> **YOUR GOAL**
Copy out the entries exactly, from the first line to the last.

> **SUPPLIED INFORMATION**

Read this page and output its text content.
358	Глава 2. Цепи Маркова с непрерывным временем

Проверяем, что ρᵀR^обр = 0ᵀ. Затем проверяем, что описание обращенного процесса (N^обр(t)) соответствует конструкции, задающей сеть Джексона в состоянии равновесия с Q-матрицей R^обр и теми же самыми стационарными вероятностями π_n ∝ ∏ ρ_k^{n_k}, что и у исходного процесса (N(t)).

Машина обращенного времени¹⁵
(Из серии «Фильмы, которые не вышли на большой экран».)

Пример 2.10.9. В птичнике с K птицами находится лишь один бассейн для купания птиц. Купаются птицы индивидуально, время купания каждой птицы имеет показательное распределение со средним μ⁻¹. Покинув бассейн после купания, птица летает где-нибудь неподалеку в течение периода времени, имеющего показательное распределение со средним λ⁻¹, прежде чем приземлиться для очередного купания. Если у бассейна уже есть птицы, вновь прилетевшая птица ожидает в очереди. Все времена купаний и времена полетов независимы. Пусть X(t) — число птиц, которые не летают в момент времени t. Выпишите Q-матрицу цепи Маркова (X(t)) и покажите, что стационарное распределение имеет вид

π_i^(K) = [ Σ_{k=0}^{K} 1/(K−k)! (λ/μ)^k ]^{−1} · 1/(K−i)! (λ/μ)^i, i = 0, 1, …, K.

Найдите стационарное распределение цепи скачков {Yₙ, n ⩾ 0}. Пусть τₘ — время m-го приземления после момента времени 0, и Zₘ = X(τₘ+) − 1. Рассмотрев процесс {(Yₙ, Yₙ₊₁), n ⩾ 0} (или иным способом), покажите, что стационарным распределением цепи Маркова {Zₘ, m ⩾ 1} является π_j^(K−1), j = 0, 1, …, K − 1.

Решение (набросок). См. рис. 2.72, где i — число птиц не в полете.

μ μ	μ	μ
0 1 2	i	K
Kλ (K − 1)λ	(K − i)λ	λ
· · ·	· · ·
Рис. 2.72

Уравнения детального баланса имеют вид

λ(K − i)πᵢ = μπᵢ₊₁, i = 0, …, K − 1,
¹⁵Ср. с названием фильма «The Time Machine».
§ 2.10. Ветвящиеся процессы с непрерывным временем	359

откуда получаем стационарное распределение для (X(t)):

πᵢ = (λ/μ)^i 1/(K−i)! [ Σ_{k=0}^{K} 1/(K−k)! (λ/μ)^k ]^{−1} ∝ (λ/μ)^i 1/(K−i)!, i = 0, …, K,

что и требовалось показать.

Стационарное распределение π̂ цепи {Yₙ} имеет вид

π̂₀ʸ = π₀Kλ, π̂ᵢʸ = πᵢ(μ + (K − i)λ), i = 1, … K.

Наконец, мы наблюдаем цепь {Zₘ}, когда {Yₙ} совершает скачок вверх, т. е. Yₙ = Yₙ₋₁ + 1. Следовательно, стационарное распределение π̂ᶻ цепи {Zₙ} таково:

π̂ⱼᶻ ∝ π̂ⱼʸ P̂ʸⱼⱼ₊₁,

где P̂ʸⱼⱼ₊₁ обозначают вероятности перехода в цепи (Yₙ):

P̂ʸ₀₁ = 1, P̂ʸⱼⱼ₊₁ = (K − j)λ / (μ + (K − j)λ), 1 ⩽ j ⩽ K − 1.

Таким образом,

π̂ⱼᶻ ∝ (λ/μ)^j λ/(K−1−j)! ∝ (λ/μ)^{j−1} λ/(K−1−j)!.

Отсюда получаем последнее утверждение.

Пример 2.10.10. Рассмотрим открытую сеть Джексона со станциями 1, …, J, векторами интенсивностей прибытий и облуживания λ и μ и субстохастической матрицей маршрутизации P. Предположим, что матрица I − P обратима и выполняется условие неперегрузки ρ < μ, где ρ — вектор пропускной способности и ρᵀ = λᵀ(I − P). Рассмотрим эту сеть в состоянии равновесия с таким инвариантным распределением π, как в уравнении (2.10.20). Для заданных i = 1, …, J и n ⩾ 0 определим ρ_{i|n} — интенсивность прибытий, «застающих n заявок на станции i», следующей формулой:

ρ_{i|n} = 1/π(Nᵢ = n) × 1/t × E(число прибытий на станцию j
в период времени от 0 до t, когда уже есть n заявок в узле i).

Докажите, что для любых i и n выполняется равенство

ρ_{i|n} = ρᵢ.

> **RESULT OF THIS TASK**
Read this page and output its text content.
358	Глава 2. Цепи Маркова с непрерывным временем

Проверяем, что ρᵀR^обр = 0ᵀ. Затем проверяем, что описание обращенного процесса (N^обр(t)) соответствует конструкции, задающей сеть Джексона в состоянии равновесия с Q-матрицей R^обр и теми же самыми стационарными вероятностями π_n ∝ ∏ ρ_k^{n_k}, что и у исходного процесса (N(t)).

Машина обращенного времени¹⁵
(Из серии «Фильмы, которые не вышли на большой экран».)

Пример 2.10.9. В птичнике с K птицами находится лишь один бассейн для купания птиц. Купаются птицы индивидуально, время купания каждой птицы имеет показательное распределение со средним μ⁻¹. Покинув бассейн после купания, птица летает где-нибудь неподалеку в течение периода времени, имеющего показательное распределение со средним λ⁻¹, прежде чем приземлиться для очередного купания. Если у бассейна уже есть птицы, вновь прилетевшая птица ожидает в очереди. Все времена купаний и времена полетов независимы. Пусть X(t) — число птиц, которые не летают в момент времени t. Выпишите Q-матрицу цепи Маркова (X(t)) и покажите, что стационарное распределение имеет вид

π_i^(K) = [ Σ_{k=0}^{K} 1/(K−k)! (λ/μ)^k ]^{−1} · 1/(K−i)! (λ/μ)^i, i = 0, 1, …, K.

Найдите стационарное распределение цепи скачков {Yₙ, n ⩾ 0}. Пусть τₘ — время m-го приземления после момента времени 0, и Zₘ = X(τₘ+) − 1. Рассмотрев процесс {(Yₙ, Yₙ₊₁), n ⩾ 0} (или иным способом), покажите, что стационарным распределением цепи Маркова {Zₘ, m ⩾ 1} является π_j^(K−1), j = 0, 1, …, K − 1.

Решение (набросок). См. рис. 2.72, где i — число птиц не в полете.

μ μ	μ	μ
0 1 2	i	K
Kλ (K − 1)λ	(K − i)λ	λ
· · ·	· · ·
Рис. 2.72

Уравнения детального баланса имеют вид

λ(K − i)πᵢ = μπᵢ₊₁, i = 0, …, K − 1,
¹⁵Ср. с названием фильма «The Time Machine».
§ 2.10. Ветвящиеся процессы с непрерывным временем	359

откуда получаем стационарное распределение для (X(t)):

πᵢ = (λ/μ)^i 1/(K−i)! [ Σ_{k=0}^{K} 1/(K−k)! (λ/μ)^k ]^{−1} ∝ (λ/μ)^i 1/(K−i)!, i = 0, …, K,

что и требовалось показать.

Стационарное распределение π̂ цепи {Yₙ} имеет вид

π̂₀ʸ = π₀Kλ, π̂ᵢʸ = πᵢ(μ + (K − i)λ), i = 1, … K.

Наконец, мы наблюдаем цепь {Zₘ}, когда {Yₙ} совершает скачок вверх, т. е. Yₙ = Yₙ₋₁ + 1. Следовательно, стационарное распределение π̂ᶻ цепи {Zₙ} таково:

π̂ⱼᶻ ∝ π̂ⱼʸ P̂ʸⱼⱼ₊₁,

где P̂ʸⱼⱼ₊₁ обозначают вероятности перехода в цепи (Yₙ):

P̂ʸ₀₁ = 1, P̂ʸⱼⱼ₊₁ = (K − j)λ / (μ + (K − j)λ), 1 ⩽ j ⩽ K − 1.

Таким образом,

π̂ⱼᶻ ∝ (λ/μ)^j λ/(K−1−j)! ∝ (λ/μ)^{j−1} λ/(K−1−j)!.

Отсюда получаем последнее утверждение.

Пример 2.10.10. Рассмотрим открытую сеть Джексона со станциями 1, …, J, векторами интенсивностей прибытий и облуживания λ и μ и субстохастической матрицей маршрутизации P. Предположим, что матрица I − P обратима и выполняется условие неперегрузки ρ < μ, где ρ — вектор пропускной способности и ρᵀ = λᵀ(I − P). Рассмотрим эту сеть в состоянии равновесия с таким инвариантным распределением π, как в уравнении (2.10.20). Для заданных i = 1, …, J и n ⩾ 0 определим ρ_{i|n} — интенсивность прибытий, «застающих n заявок на станции i», следующей формулой:

ρ_{i|n} = 1/π(Nᵢ = n) × 1/t × E(число прибытий на станцию j
в период времени от 0 до t, когда уже есть n заявок в узле i).

Докажите, что для любых i и n выполняется равенство

ρ_{i|n} = ρᵢ.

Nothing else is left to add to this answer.